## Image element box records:
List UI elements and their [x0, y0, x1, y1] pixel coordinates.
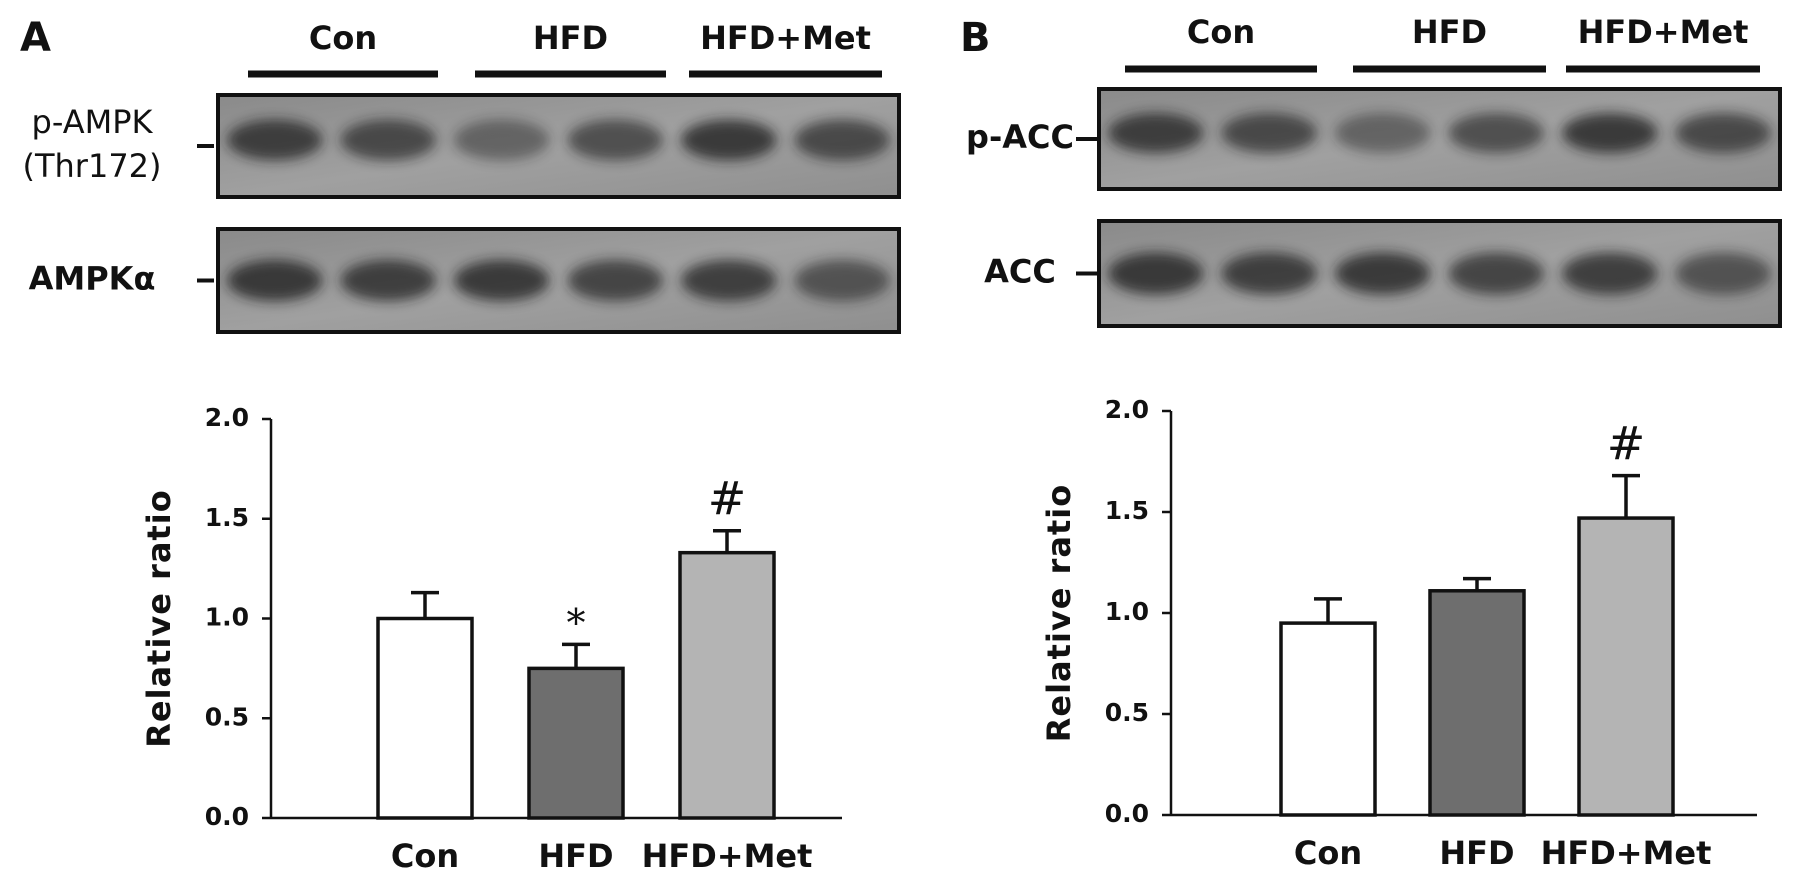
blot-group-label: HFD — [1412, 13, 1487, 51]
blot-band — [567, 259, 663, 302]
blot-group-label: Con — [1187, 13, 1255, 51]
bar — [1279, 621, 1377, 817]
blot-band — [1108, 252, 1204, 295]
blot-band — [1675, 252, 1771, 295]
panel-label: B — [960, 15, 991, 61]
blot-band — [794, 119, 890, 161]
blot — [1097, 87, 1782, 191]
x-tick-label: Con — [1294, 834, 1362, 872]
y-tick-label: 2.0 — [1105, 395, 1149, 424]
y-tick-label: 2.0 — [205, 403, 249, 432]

## TASK TO CARRY OUT:
Rewrite every line of the records above as a numbered list. Skip blank lines and leave out the pictures.

## OUTPUT OF THE EXERCISE:
1. List UI elements and their [x0, y0, x1, y1] pixel coordinates.
2. blot-group-label: HFD — [1412, 13, 1487, 51]
3. blot-band — [567, 259, 663, 302]
4. blot-group-label: Con — [1187, 13, 1255, 51]
5. bar — [1279, 621, 1377, 817]
6. blot-band — [1108, 252, 1204, 295]
7. blot-band — [1675, 252, 1771, 295]
8. panel-label: B — [960, 15, 991, 61]
9. blot-band — [794, 119, 890, 161]
10. blot — [1097, 87, 1782, 191]
11. x-tick-label: Con — [1294, 834, 1362, 872]
12. y-tick-label: 2.0 — [1105, 395, 1149, 424]
13. y-tick-label: 2.0 — [205, 403, 249, 432]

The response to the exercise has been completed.